* [Aim of the task]: What is the number of lines in these entries that contain "data"? State it alone.

* [Records to use]:
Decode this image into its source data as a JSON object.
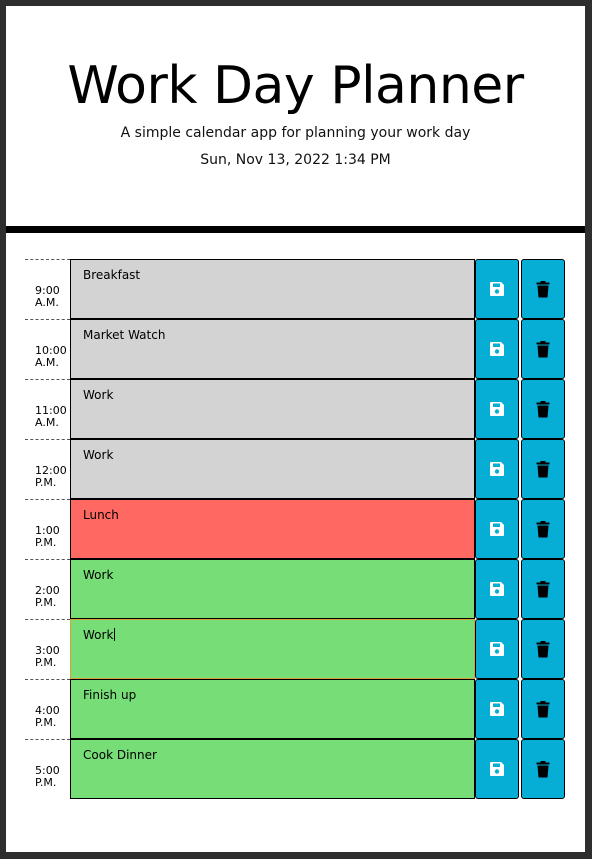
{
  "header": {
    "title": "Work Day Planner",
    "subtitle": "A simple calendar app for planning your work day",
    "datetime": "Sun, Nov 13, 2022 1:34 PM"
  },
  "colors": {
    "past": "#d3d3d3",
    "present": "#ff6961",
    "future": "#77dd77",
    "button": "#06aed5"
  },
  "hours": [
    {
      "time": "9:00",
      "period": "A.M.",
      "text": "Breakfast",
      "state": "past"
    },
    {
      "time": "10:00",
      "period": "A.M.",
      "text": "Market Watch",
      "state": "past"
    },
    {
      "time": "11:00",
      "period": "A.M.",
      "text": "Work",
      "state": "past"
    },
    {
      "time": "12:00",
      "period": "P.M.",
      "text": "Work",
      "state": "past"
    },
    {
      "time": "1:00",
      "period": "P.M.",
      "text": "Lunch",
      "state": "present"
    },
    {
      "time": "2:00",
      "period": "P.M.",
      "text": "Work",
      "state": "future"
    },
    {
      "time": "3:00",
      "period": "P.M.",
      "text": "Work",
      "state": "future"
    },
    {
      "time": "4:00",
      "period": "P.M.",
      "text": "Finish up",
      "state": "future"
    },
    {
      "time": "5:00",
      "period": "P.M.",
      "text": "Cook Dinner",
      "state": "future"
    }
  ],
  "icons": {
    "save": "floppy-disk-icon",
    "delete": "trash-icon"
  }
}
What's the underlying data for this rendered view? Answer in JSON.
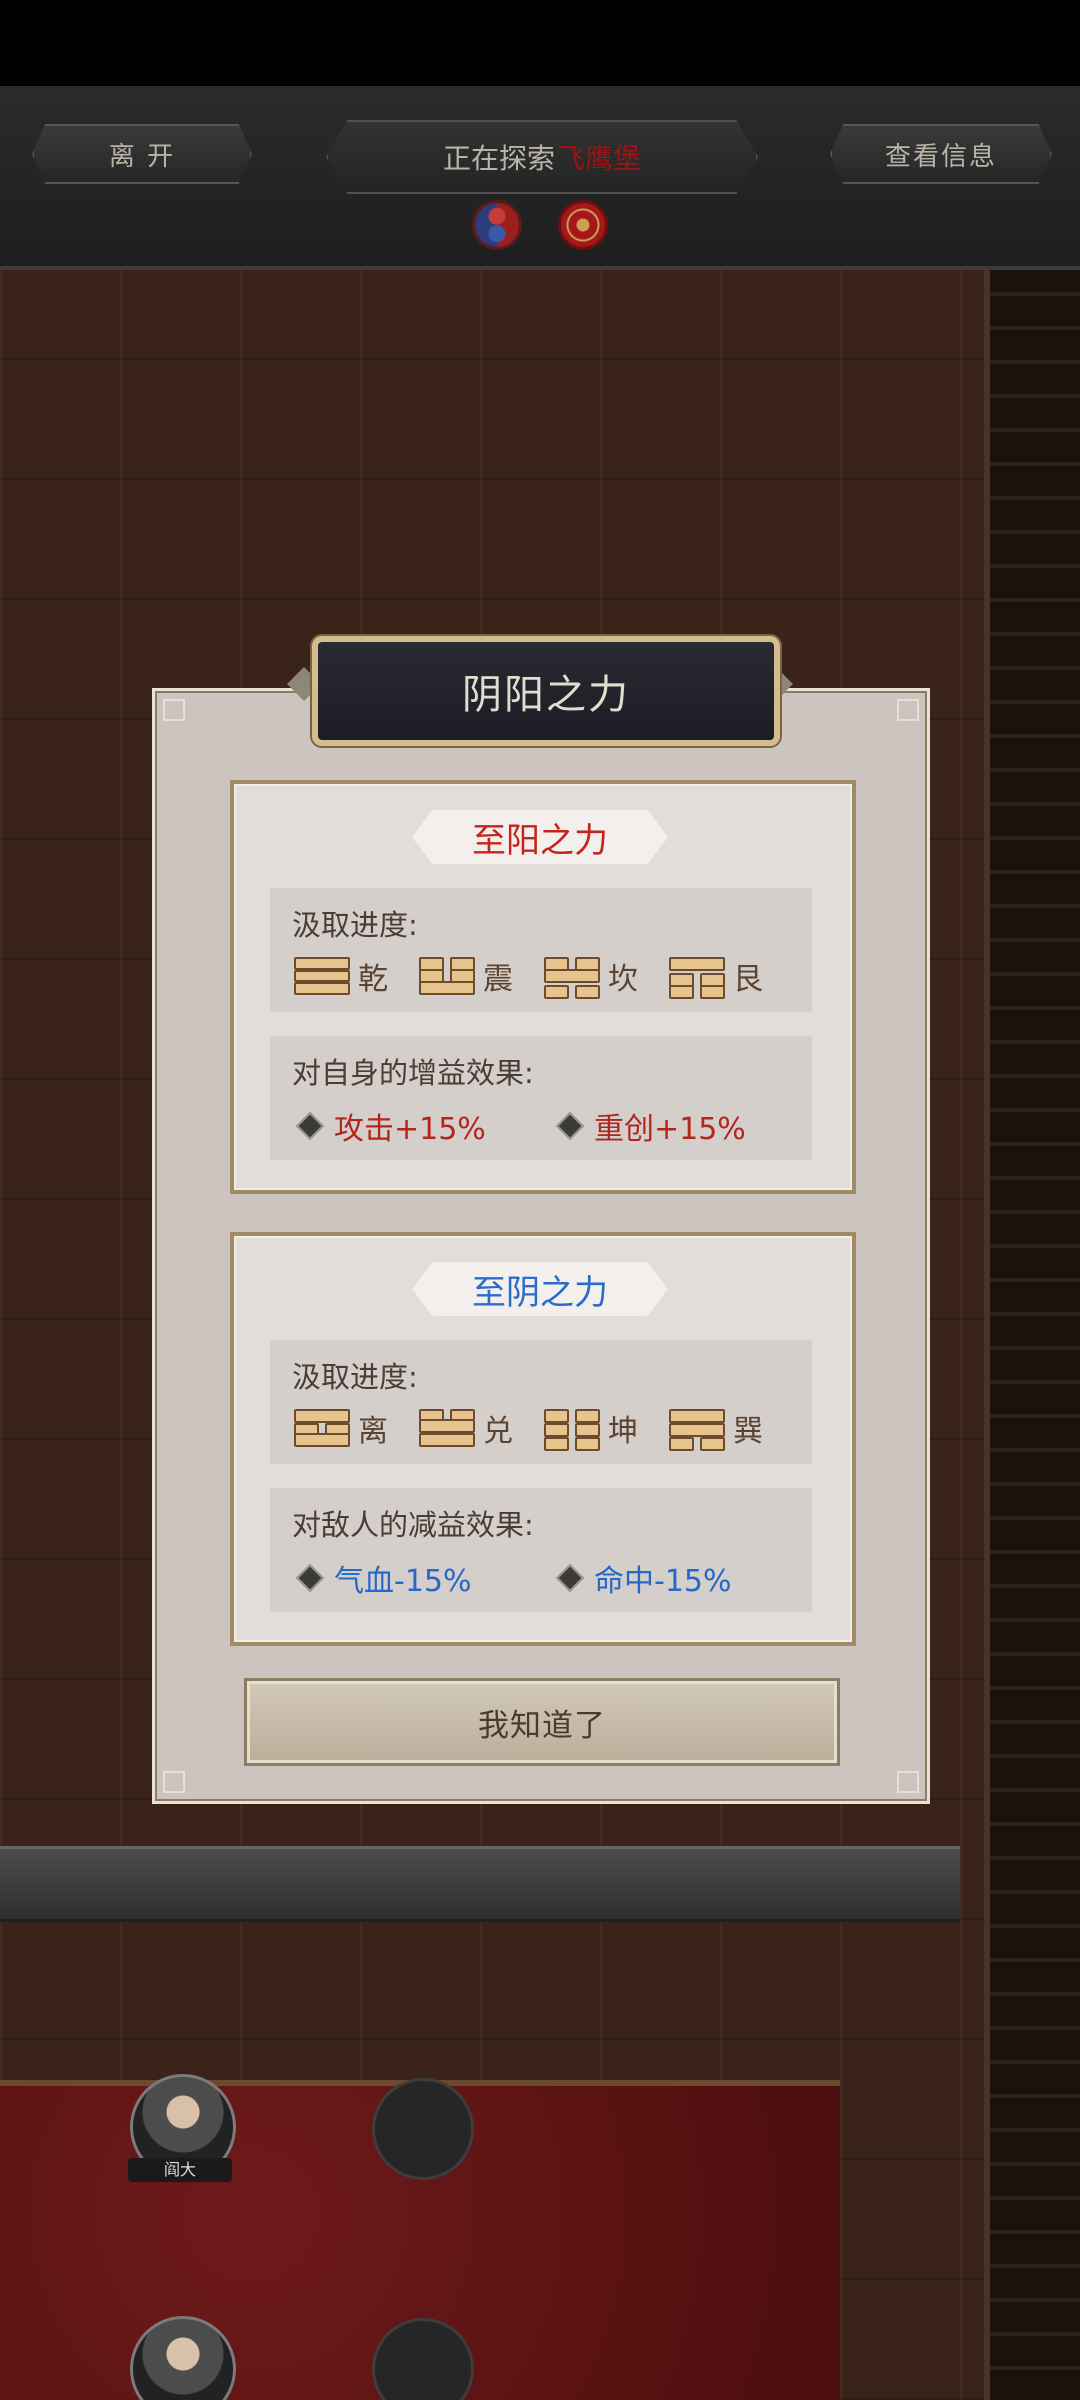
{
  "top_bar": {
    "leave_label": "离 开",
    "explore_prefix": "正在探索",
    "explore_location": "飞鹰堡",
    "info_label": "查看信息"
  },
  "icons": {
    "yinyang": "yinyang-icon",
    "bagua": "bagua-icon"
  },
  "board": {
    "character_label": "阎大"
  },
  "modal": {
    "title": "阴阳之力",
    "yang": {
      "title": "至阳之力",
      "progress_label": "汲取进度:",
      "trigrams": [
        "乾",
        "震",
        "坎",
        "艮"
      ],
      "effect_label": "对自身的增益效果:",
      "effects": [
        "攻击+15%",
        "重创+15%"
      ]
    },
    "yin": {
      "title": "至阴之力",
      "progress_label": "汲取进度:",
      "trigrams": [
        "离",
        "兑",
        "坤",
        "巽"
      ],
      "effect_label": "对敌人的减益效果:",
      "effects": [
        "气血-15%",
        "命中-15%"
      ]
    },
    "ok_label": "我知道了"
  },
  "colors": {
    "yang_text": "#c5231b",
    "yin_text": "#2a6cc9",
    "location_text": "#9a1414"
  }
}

* [Correct output]: 2